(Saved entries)

+-------+

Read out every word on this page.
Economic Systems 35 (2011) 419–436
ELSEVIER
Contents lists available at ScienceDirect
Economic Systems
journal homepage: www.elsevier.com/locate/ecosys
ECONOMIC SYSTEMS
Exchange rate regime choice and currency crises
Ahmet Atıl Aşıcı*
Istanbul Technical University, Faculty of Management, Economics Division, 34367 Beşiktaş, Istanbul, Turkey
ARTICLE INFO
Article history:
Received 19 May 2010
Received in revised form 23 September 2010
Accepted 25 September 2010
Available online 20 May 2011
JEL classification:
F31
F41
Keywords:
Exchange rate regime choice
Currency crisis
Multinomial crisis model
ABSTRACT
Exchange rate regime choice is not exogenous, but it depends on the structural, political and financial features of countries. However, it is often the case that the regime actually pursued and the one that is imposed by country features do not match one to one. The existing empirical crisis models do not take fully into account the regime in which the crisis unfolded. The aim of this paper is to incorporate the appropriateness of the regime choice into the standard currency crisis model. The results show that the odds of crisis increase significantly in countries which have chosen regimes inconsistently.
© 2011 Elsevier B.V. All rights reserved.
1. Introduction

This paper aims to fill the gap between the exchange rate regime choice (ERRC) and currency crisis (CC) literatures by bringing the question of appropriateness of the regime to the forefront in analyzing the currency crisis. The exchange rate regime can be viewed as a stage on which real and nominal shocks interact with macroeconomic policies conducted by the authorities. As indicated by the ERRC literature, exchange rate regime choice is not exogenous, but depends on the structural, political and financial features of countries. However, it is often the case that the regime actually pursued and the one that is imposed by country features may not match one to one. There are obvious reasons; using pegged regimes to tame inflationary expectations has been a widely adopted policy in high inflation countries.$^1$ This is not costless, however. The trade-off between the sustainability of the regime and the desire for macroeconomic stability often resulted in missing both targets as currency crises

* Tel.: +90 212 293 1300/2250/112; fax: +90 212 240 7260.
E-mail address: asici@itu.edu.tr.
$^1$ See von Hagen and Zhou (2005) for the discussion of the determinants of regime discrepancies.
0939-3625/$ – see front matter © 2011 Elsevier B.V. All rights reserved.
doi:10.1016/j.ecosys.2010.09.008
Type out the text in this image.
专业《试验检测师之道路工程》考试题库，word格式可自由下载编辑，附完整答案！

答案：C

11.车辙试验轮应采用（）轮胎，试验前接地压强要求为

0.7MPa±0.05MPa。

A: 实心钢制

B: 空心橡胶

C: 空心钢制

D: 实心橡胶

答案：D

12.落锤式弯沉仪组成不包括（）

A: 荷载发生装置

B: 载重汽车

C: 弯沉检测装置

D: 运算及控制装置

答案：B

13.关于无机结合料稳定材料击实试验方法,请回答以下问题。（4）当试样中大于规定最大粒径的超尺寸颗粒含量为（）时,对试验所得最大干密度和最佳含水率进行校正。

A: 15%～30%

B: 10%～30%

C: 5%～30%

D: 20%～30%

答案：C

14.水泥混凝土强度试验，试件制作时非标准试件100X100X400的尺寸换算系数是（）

+-------+

§ Challenge: Write out every entry word for word.

§ Solution to this task:
Read out every word on this page.
Economic Systems 35 (2011) 419–436
ELSEVIER
Contents lists available at ScienceDirect
Economic Systems
journal homepage: www.elsevier.com/locate/ecosys
ECONOMIC SYSTEMS
Exchange rate regime choice and currency crises
Ahmet Atıl Aşıcı*
Istanbul Technical University, Faculty of Management, Economics Division, 34367 Beşiktaş, Istanbul, Turkey
ARTICLE INFO
Article history:
Received 19 May 2010
Received in revised form 23 September 2010
Accepted 25 September 2010
Available online 20 May 2011
JEL classification:
F31
F41
Keywords:
Exchange rate regime choice
Currency crisis
Multinomial crisis model
ABSTRACT
Exchange rate regime choice is not exogenous, but it depends on the structural, political and financial features of countries. However, it is often the case that the regime actually pursued and the one that is imposed by country features do not match one to one. The existing empirical crisis models do not take fully into account the regime in which the crisis unfolded. The aim of this paper is to incorporate the appropriateness of the regime choice into the standard currency crisis model. The results show that the odds of crisis increase significantly in countries which have chosen regimes inconsistently.
© 2011 Elsevier B.V. All rights reserved.
1. Introduction

This paper aims to fill the gap between the exchange rate regime choice (ERRC) and currency crisis (CC) literatures by bringing the question of appropriateness of the regime to the forefront in analyzing the currency crisis. The exchange rate regime can be viewed as a stage on which real and nominal shocks interact with macroeconomic policies conducted by the authorities. As indicated by the ERRC literature, exchange rate regime choice is not exogenous, but depends on the structural, political and financial features of countries. However, it is often the case that the regime actually pursued and the one that is imposed by country features may not match one to one. There are obvious reasons; using pegged regimes to tame inflationary expectations has been a widely adopted policy in high inflation countries.$^1$ This is not costless, however. The trade-off between the sustainability of the regime and the desire for macroeconomic stability often resulted in missing both targets as currency crises

* Tel.: +90 212 293 1300/2250/112; fax: +90 212 240 7260.
E-mail address: asici@itu.edu.tr.
$^1$ See von Hagen and Zhou (2005) for the discussion of the determinants of regime discrepancies.
0939-3625/$ – see front matter © 2011 Elsevier B.V. All rights reserved.
doi:10.1016/j.ecosys.2010.09.008
Type out the text in this image.
专业《试验检测师之道路工程》考试题库，word格式可自由下载编辑，附完整答案！

答案：C

11.车辙试验轮应采用（）轮胎，试验前接地压强要求为

0.7MPa±0.05MPa。

A: 实心钢制

B: 空心橡胶

C: 空心钢制

D: 实心橡胶

答案：D

12.落锤式弯沉仪组成不包括（）

A: 荷载发生装置

B: 载重汽车

C: 弯沉检测装置

D: 运算及控制装置

答案：B

13.关于无机结合料稳定材料击实试验方法,请回答以下问题。（4）当试样中大于规定最大粒径的超尺寸颗粒含量为（）时,对试验所得最大干密度和最佳含水率进行校正。

A: 15%～30%

B: 10%～30%

C: 5%～30%

D: 20%～30%

答案：C

14.水泥混凝土强度试验，试件制作时非标准试件100X100X400的尺寸换算系数是（）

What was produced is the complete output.